[START SUPPLIED DATA]
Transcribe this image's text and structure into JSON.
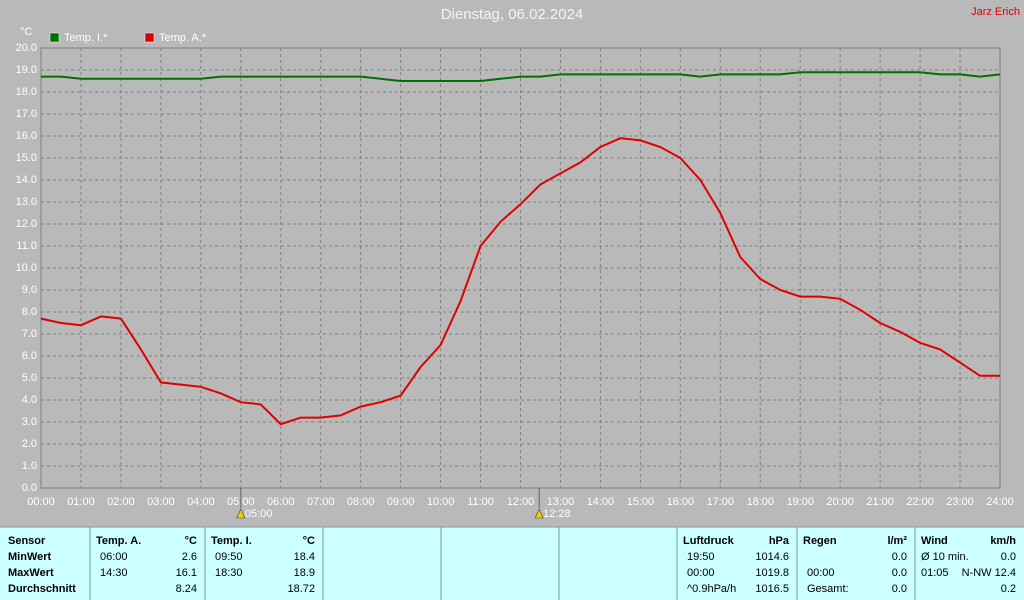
{
  "chart_data": {
    "type": "line",
    "title": "Dienstag, 06.02.2024",
    "author": "Jarz Erich",
    "y_unit": "°C",
    "grid": true,
    "legend": "top-left",
    "x": [
      0,
      0.5,
      1,
      1.5,
      2,
      2.5,
      3,
      3.5,
      4,
      4.5,
      5,
      5.5,
      6,
      6.5,
      7,
      7.5,
      8,
      8.5,
      9,
      9.5,
      10,
      10.5,
      11,
      11.5,
      12,
      12.5,
      13,
      13.5,
      14,
      14.5,
      15,
      15.5,
      16,
      16.5,
      17,
      17.5,
      18,
      18.5,
      19,
      19.5,
      20,
      20.5,
      21,
      21.5,
      22,
      22.5,
      23,
      23.5,
      24
    ],
    "series": [
      {
        "name": "Temp. I.*",
        "color": "#007000",
        "values": [
          18.7,
          18.7,
          18.6,
          18.6,
          18.6,
          18.6,
          18.6,
          18.6,
          18.6,
          18.7,
          18.7,
          18.7,
          18.7,
          18.7,
          18.7,
          18.7,
          18.7,
          18.6,
          18.5,
          18.5,
          18.5,
          18.5,
          18.5,
          18.6,
          18.7,
          18.7,
          18.8,
          18.8,
          18.8,
          18.8,
          18.8,
          18.8,
          18.8,
          18.7,
          18.8,
          18.8,
          18.8,
          18.8,
          18.9,
          18.9,
          18.9,
          18.9,
          18.9,
          18.9,
          18.9,
          18.8,
          18.8,
          18.7,
          18.8
        ]
      },
      {
        "name": "Temp. A.*",
        "color": "#e00000",
        "values": [
          7.7,
          7.5,
          7.4,
          7.8,
          7.7,
          6.3,
          4.8,
          4.7,
          4.6,
          4.3,
          3.9,
          3.8,
          2.9,
          3.2,
          3.2,
          3.3,
          3.7,
          3.9,
          4.2,
          5.5,
          6.5,
          8.5,
          11.0,
          12.1,
          12.9,
          13.8,
          14.3,
          14.8,
          15.5,
          15.9,
          15.8,
          15.5,
          15.0,
          14.0,
          12.5,
          10.5,
          9.5,
          9.0,
          8.7,
          8.7,
          8.6,
          8.1,
          7.5,
          7.1,
          6.6,
          6.3,
          5.7,
          5.1,
          5.1
        ]
      }
    ],
    "xlim": [
      0,
      24
    ],
    "xticks": [
      {
        "value": 0,
        "label": "00:00"
      },
      {
        "value": 1,
        "label": "01:00"
      },
      {
        "value": 2,
        "label": "02:00"
      },
      {
        "value": 3,
        "label": "03:00"
      },
      {
        "value": 4,
        "label": "04:00"
      },
      {
        "value": 5,
        "label": "05:00"
      },
      {
        "value": 6,
        "label": "06:00"
      },
      {
        "value": 7,
        "label": "07:00"
      },
      {
        "value": 8,
        "label": "08:00"
      },
      {
        "value": 9,
        "label": "09:00"
      },
      {
        "value": 10,
        "label": "10:00"
      },
      {
        "value": 11,
        "label": "11:00"
      },
      {
        "value": 12,
        "label": "12:00"
      },
      {
        "value": 13,
        "label": "13:00"
      },
      {
        "value": 14,
        "label": "14:00"
      },
      {
        "value": 15,
        "label": "15:00"
      },
      {
        "value": 16,
        "label": "16:00"
      },
      {
        "value": 17,
        "label": "17:00"
      },
      {
        "value": 18,
        "label": "18:00"
      },
      {
        "value": 19,
        "label": "19:00"
      },
      {
        "value": 20,
        "label": "20:00"
      },
      {
        "value": 21,
        "label": "21:00"
      },
      {
        "value": 22,
        "label": "22:00"
      },
      {
        "value": 23,
        "label": "23:00"
      },
      {
        "value": 24,
        "label": "24:00"
      }
    ],
    "ylim": [
      0,
      20
    ],
    "yticks": [
      {
        "value": 0,
        "label": "0.0"
      },
      {
        "value": 1,
        "label": "1.0"
      },
      {
        "value": 2,
        "label": "2.0"
      },
      {
        "value": 3,
        "label": "3.0"
      },
      {
        "value": 4,
        "label": "4.0"
      },
      {
        "value": 5,
        "label": "5.0"
      },
      {
        "value": 6,
        "label": "6.0"
      },
      {
        "value": 7,
        "label": "7.0"
      },
      {
        "value": 8,
        "label": "8.0"
      },
      {
        "value": 9,
        "label": "9.0"
      },
      {
        "value": 10,
        "label": "10.0"
      },
      {
        "value": 11,
        "label": "11.0"
      },
      {
        "value": 12,
        "label": "12.0"
      },
      {
        "value": 13,
        "label": "13.0"
      },
      {
        "value": 14,
        "label": "14.0"
      },
      {
        "value": 15,
        "label": "15.0"
      },
      {
        "value": 16,
        "label": "16.0"
      },
      {
        "value": 17,
        "label": "17.0"
      },
      {
        "value": 18,
        "label": "18.0"
      },
      {
        "value": 19,
        "label": "19.0"
      },
      {
        "value": 20,
        "label": "20.0"
      }
    ],
    "annotations": [
      {
        "label": "05:00",
        "x": 5
      },
      {
        "label": "12:28",
        "x": 12.4667
      }
    ]
  },
  "table": {
    "row_labels": [
      "Sensor",
      "MinWert",
      "MaxWert",
      "Durchschnitt"
    ],
    "groups": [
      {
        "header": "Temp. A.",
        "unit": "°C",
        "rows": [
          [
            "06:00",
            "2.6"
          ],
          [
            "14:30",
            "16.1"
          ],
          [
            null,
            "8.24"
          ]
        ]
      },
      {
        "header": "Temp. I.",
        "unit": "°C",
        "rows": [
          [
            "09:50",
            "18.4"
          ],
          [
            "18:30",
            "18.9"
          ],
          [
            null,
            "18.72"
          ]
        ]
      },
      {
        "header": "Luftdruck",
        "unit": "hPa",
        "rows": [
          [
            "19:50",
            "1014.6"
          ],
          [
            "00:00",
            "1019.8"
          ],
          [
            "^0.9hPa/h",
            "1016.5"
          ]
        ]
      },
      {
        "header": "Regen",
        "unit": "l/m²",
        "rows": [
          [
            null,
            "0.0"
          ],
          [
            "00:00",
            "0.0"
          ],
          [
            "Gesamt:",
            "0.0"
          ]
        ]
      },
      {
        "header": "Wind",
        "unit": "km/h",
        "rows": [
          [
            "Ø 10 min.",
            "0.0"
          ],
          [
            "01:05",
            "N-NW 12.4"
          ],
          [
            null,
            "0.2"
          ]
        ]
      }
    ]
  }
}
[END SUPPLIED DATA]
◆ **TASK PROMPT**: Transcribe every record above exactly, leaving out the pictures.

◆ **FINISHED TASK**:
Transcribe this image's text and structure into JSON.
{
  "chart_data": {
    "type": "line",
    "title": "Dienstag, 06.02.2024",
    "author": "Jarz Erich",
    "y_unit": "°C",
    "grid": true,
    "legend": "top-left",
    "x": [
      0,
      0.5,
      1,
      1.5,
      2,
      2.5,
      3,
      3.5,
      4,
      4.5,
      5,
      5.5,
      6,
      6.5,
      7,
      7.5,
      8,
      8.5,
      9,
      9.5,
      10,
      10.5,
      11,
      11.5,
      12,
      12.5,
      13,
      13.5,
      14,
      14.5,
      15,
      15.5,
      16,
      16.5,
      17,
      17.5,
      18,
      18.5,
      19,
      19.5,
      20,
      20.5,
      21,
      21.5,
      22,
      22.5,
      23,
      23.5,
      24
    ],
    "series": [
      {
        "name": "Temp. I.*",
        "color": "#007000",
        "values": [
          18.7,
          18.7,
          18.6,
          18.6,
          18.6,
          18.6,
          18.6,
          18.6,
          18.6,
          18.7,
          18.7,
          18.7,
          18.7,
          18.7,
          18.7,
          18.7,
          18.7,
          18.6,
          18.5,
          18.5,
          18.5,
          18.5,
          18.5,
          18.6,
          18.7,
          18.7,
          18.8,
          18.8,
          18.8,
          18.8,
          18.8,
          18.8,
          18.8,
          18.7,
          18.8,
          18.8,
          18.8,
          18.8,
          18.9,
          18.9,
          18.9,
          18.9,
          18.9,
          18.9,
          18.9,
          18.8,
          18.8,
          18.7,
          18.8
        ]
      },
      {
        "name": "Temp. A.*",
        "color": "#e00000",
        "values": [
          7.7,
          7.5,
          7.4,
          7.8,
          7.7,
          6.3,
          4.8,
          4.7,
          4.6,
          4.3,
          3.9,
          3.8,
          2.9,
          3.2,
          3.2,
          3.3,
          3.7,
          3.9,
          4.2,
          5.5,
          6.5,
          8.5,
          11.0,
          12.1,
          12.9,
          13.8,
          14.3,
          14.8,
          15.5,
          15.9,
          15.8,
          15.5,
          15.0,
          14.0,
          12.5,
          10.5,
          9.5,
          9.0,
          8.7,
          8.7,
          8.6,
          8.1,
          7.5,
          7.1,
          6.6,
          6.3,
          5.7,
          5.1,
          5.1
        ]
      }
    ],
    "xlim": [
      0,
      24
    ],
    "xticks": [
      {
        "value": 0,
        "label": "00:00"
      },
      {
        "value": 1,
        "label": "01:00"
      },
      {
        "value": 2,
        "label": "02:00"
      },
      {
        "value": 3,
        "label": "03:00"
      },
      {
        "value": 4,
        "label": "04:00"
      },
      {
        "value": 5,
        "label": "05:00"
      },
      {
        "value": 6,
        "label": "06:00"
      },
      {
        "value": 7,
        "label": "07:00"
      },
      {
        "value": 8,
        "label": "08:00"
      },
      {
        "value": 9,
        "label": "09:00"
      },
      {
        "value": 10,
        "label": "10:00"
      },
      {
        "value": 11,
        "label": "11:00"
      },
      {
        "value": 12,
        "label": "12:00"
      },
      {
        "value": 13,
        "label": "13:00"
      },
      {
        "value": 14,
        "label": "14:00"
      },
      {
        "value": 15,
        "label": "15:00"
      },
      {
        "value": 16,
        "label": "16:00"
      },
      {
        "value": 17,
        "label": "17:00"
      },
      {
        "value": 18,
        "label": "18:00"
      },
      {
        "value": 19,
        "label": "19:00"
      },
      {
        "value": 20,
        "label": "20:00"
      },
      {
        "value": 21,
        "label": "21:00"
      },
      {
        "value": 22,
        "label": "22:00"
      },
      {
        "value": 23,
        "label": "23:00"
      },
      {
        "value": 24,
        "label": "24:00"
      }
    ],
    "ylim": [
      0,
      20
    ],
    "yticks": [
      {
        "value": 0,
        "label": "0.0"
      },
      {
        "value": 1,
        "label": "1.0"
      },
      {
        "value": 2,
        "label": "2.0"
      },
      {
        "value": 3,
        "label": "3.0"
      },
      {
        "value": 4,
        "label": "4.0"
      },
      {
        "value": 5,
        "label": "5.0"
      },
      {
        "value": 6,
        "label": "6.0"
      },
      {
        "value": 7,
        "label": "7.0"
      },
      {
        "value": 8,
        "label": "8.0"
      },
      {
        "value": 9,
        "label": "9.0"
      },
      {
        "value": 10,
        "label": "10.0"
      },
      {
        "value": 11,
        "label": "11.0"
      },
      {
        "value": 12,
        "label": "12.0"
      },
      {
        "value": 13,
        "label": "13.0"
      },
      {
        "value": 14,
        "label": "14.0"
      },
      {
        "value": 15,
        "label": "15.0"
      },
      {
        "value": 16,
        "label": "16.0"
      },
      {
        "value": 17,
        "label": "17.0"
      },
      {
        "value": 18,
        "label": "18.0"
      },
      {
        "value": 19,
        "label": "19.0"
      },
      {
        "value": 20,
        "label": "20.0"
      }
    ],
    "annotations": [
      {
        "label": "05:00",
        "x": 5
      },
      {
        "label": "12:28",
        "x": 12.4667
      }
    ]
  },
  "table": {
    "row_labels": [
      "Sensor",
      "MinWert",
      "MaxWert",
      "Durchschnitt"
    ],
    "groups": [
      {
        "header": "Temp. A.",
        "unit": "°C",
        "rows": [
          [
            "06:00",
            "2.6"
          ],
          [
            "14:30",
            "16.1"
          ],
          [
            null,
            "8.24"
          ]
        ]
      },
      {
        "header": "Temp. I.",
        "unit": "°C",
        "rows": [
          [
            "09:50",
            "18.4"
          ],
          [
            "18:30",
            "18.9"
          ],
          [
            null,
            "18.72"
          ]
        ]
      },
      {
        "header": "Luftdruck",
        "unit": "hPa",
        "rows": [
          [
            "19:50",
            "1014.6"
          ],
          [
            "00:00",
            "1019.8"
          ],
          [
            "^0.9hPa/h",
            "1016.5"
          ]
        ]
      },
      {
        "header": "Regen",
        "unit": "l/m²",
        "rows": [
          [
            null,
            "0.0"
          ],
          [
            "00:00",
            "0.0"
          ],
          [
            "Gesamt:",
            "0.0"
          ]
        ]
      },
      {
        "header": "Wind",
        "unit": "km/h",
        "rows": [
          [
            "Ø 10 min.",
            "0.0"
          ],
          [
            "01:05",
            "N-NW 12.4"
          ],
          [
            null,
            "0.2"
          ]
        ]
      }
    ]
  }
}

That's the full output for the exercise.